___ PROVIDED RECORDS ___

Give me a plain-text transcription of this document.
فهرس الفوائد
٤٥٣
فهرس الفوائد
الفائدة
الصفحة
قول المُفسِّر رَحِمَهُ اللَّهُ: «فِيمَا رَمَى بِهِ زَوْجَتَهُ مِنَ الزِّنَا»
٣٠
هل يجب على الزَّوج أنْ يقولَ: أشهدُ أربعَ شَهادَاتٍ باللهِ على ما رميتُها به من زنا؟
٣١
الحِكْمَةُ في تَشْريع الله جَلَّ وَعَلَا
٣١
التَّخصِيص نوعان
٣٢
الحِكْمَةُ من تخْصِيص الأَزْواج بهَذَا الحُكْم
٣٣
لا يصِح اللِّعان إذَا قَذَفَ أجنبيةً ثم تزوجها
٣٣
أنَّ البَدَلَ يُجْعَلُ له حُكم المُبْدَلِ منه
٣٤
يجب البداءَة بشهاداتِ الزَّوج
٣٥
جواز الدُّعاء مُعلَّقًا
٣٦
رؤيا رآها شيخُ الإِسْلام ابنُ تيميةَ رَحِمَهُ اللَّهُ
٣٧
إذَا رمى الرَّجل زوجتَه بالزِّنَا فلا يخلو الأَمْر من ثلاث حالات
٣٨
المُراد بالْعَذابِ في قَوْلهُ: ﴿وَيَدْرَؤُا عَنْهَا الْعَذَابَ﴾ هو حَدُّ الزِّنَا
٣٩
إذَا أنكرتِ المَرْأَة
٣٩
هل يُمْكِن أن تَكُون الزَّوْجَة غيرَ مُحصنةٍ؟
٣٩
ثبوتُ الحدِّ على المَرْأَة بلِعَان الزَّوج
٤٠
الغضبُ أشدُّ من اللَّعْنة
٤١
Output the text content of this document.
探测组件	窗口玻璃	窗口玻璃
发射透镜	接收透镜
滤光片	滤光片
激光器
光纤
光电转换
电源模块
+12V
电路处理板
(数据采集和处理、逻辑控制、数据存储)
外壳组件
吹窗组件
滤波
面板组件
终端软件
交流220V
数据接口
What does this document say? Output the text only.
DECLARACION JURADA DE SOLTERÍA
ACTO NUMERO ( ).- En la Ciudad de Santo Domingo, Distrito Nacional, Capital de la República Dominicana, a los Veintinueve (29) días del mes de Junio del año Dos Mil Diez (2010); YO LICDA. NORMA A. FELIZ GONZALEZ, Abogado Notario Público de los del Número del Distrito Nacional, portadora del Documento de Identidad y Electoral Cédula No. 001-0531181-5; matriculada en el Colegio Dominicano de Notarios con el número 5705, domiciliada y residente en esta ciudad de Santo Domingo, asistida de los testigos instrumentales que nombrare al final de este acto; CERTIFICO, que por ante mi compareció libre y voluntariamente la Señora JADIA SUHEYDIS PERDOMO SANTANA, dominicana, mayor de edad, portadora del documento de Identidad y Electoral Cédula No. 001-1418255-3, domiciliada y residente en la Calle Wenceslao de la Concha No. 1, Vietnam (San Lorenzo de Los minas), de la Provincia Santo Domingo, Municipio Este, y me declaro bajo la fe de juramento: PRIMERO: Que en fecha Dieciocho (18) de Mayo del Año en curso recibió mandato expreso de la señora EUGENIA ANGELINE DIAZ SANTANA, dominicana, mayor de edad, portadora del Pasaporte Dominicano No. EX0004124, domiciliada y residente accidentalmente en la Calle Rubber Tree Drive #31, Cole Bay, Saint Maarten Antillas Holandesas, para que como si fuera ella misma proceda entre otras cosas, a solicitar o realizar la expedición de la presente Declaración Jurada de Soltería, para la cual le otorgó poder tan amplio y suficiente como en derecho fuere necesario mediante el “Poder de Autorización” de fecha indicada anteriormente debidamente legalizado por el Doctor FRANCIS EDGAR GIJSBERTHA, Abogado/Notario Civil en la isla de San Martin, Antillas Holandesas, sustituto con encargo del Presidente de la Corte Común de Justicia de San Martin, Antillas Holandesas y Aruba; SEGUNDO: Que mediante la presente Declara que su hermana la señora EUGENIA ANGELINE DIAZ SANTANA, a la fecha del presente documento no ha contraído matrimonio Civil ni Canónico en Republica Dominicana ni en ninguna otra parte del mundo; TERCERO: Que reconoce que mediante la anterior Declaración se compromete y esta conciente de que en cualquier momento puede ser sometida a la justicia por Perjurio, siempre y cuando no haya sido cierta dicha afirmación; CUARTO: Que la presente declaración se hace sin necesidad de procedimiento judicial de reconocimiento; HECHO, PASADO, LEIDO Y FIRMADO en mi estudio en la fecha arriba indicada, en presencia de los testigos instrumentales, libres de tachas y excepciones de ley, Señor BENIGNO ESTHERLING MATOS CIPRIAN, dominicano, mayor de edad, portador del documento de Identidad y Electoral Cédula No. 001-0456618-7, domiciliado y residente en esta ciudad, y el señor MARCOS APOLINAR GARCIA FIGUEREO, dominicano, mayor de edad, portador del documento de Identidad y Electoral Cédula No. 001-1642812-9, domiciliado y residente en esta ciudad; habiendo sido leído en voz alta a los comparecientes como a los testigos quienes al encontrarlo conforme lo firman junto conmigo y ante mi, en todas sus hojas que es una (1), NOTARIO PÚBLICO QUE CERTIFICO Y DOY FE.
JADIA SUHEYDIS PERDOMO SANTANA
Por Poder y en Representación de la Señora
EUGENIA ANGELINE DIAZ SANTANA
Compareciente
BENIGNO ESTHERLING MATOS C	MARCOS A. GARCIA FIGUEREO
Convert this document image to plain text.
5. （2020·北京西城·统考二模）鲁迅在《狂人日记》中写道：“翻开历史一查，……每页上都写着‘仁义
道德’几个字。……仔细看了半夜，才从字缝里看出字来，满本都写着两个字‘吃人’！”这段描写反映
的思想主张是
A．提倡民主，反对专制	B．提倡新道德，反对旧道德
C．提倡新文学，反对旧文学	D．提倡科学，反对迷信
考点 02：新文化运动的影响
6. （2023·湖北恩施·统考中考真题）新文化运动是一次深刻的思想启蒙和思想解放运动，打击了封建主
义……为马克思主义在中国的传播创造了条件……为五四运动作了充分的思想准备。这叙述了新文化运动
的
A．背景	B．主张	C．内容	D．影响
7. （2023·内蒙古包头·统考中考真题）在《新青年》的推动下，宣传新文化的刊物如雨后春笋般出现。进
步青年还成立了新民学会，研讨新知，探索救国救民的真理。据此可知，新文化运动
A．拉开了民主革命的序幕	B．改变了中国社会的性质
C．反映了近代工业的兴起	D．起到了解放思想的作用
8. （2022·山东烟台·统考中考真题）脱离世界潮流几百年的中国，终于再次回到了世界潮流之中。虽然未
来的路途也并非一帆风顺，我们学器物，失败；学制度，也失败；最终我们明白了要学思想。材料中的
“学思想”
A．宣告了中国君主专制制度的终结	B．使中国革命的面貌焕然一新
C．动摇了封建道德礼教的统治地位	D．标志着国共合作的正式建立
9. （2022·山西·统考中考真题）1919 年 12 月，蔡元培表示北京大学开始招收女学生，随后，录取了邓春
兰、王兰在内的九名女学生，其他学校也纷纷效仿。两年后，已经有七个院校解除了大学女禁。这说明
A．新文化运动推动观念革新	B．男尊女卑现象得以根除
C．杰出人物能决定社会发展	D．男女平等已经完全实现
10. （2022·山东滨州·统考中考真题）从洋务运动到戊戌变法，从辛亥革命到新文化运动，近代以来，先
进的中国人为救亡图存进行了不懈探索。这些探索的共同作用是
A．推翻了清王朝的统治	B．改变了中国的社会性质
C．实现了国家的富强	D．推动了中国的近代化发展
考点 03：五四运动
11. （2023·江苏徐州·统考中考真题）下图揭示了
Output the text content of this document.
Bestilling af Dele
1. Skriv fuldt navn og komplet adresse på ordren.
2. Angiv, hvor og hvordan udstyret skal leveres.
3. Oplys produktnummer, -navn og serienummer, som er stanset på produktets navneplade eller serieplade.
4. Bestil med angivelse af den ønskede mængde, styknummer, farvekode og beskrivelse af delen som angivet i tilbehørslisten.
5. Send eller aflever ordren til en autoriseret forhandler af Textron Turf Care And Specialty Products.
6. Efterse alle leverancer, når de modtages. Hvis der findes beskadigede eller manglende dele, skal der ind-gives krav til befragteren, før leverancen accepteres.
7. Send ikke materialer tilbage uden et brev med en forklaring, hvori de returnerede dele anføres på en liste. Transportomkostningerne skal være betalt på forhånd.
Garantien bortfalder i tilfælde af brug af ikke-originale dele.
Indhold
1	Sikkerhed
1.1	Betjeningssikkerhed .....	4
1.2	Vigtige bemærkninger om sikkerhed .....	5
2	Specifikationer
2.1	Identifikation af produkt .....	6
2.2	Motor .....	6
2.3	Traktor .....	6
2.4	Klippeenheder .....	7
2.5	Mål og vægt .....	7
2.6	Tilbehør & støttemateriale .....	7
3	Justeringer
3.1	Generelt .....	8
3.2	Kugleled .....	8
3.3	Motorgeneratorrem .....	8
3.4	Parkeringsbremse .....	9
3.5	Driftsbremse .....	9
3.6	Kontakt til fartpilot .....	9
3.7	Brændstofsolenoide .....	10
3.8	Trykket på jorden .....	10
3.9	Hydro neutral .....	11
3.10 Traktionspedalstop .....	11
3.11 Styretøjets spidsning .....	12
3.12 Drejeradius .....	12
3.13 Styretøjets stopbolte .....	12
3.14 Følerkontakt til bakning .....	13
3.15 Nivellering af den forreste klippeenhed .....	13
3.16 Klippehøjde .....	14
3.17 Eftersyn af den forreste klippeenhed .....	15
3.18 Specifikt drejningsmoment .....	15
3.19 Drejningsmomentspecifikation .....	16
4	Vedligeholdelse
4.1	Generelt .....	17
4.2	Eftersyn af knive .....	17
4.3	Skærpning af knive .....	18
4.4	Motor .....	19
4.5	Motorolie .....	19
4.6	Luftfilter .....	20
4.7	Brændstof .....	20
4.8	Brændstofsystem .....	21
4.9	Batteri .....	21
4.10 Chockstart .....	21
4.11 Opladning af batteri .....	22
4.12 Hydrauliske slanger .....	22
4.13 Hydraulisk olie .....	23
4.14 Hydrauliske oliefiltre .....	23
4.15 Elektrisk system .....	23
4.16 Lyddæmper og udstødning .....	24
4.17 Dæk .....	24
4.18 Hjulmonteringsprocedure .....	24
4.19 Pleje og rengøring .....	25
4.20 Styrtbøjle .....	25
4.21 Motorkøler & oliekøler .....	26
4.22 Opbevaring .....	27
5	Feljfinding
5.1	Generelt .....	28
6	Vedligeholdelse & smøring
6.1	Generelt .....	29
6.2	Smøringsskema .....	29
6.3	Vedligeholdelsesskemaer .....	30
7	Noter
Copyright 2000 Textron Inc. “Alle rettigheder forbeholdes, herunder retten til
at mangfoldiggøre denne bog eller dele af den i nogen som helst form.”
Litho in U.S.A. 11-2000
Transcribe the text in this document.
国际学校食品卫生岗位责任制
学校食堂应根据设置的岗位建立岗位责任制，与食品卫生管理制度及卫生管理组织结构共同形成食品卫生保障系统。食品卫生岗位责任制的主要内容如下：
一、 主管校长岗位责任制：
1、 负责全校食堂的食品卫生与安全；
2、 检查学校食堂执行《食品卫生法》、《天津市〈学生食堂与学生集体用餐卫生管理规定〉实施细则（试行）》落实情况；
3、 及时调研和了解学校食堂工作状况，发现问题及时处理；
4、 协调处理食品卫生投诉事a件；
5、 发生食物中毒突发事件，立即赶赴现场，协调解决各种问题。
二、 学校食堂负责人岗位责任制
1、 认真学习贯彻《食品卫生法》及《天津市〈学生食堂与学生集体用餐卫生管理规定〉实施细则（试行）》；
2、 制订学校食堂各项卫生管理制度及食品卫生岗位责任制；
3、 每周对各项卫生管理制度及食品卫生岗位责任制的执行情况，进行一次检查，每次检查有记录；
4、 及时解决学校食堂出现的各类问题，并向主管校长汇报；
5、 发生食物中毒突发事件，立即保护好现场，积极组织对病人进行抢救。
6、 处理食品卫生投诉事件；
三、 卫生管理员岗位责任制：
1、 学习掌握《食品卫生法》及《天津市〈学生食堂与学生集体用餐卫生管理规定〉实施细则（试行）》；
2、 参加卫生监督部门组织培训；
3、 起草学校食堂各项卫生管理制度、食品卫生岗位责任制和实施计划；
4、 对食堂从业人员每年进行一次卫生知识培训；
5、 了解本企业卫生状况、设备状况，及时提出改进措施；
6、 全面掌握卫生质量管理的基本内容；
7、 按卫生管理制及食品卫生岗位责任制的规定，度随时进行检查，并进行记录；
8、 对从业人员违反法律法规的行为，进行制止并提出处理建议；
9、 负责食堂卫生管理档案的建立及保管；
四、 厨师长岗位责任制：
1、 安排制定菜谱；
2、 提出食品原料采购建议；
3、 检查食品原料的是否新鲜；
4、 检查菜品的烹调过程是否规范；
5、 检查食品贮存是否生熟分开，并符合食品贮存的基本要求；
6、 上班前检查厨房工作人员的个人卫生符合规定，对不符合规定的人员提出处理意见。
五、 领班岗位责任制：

___

Among the lines of the data, identify those with the word "统考中考真题". Copy each of them.

WRITTEN REPLY =>
6. （2023·湖北恩施·统考中考真题）新文化运动是一次深刻的思想启蒙和思想解放运动，打击了封建主
7. （2023·内蒙古包头·统考中考真题）在《新青年》的推动下，宣传新文化的刊物如雨后春笋般出现。进
8. （2022·山东烟台·统考中考真题）脱离世界潮流几百年的中国，终于再次回到了世界潮流之中。虽然未
9. （2022·山西·统考中考真题）1919 年 12 月，蔡元培表示北京大学开始招收女学生，随后，录取了邓春
10. （2022·山东滨州·统考中考真题）从洋务运动到戊戌变法，从辛亥革命到新文化运动，近代以来，先
11. （2023·江苏徐州·统考中考真题）下图揭示了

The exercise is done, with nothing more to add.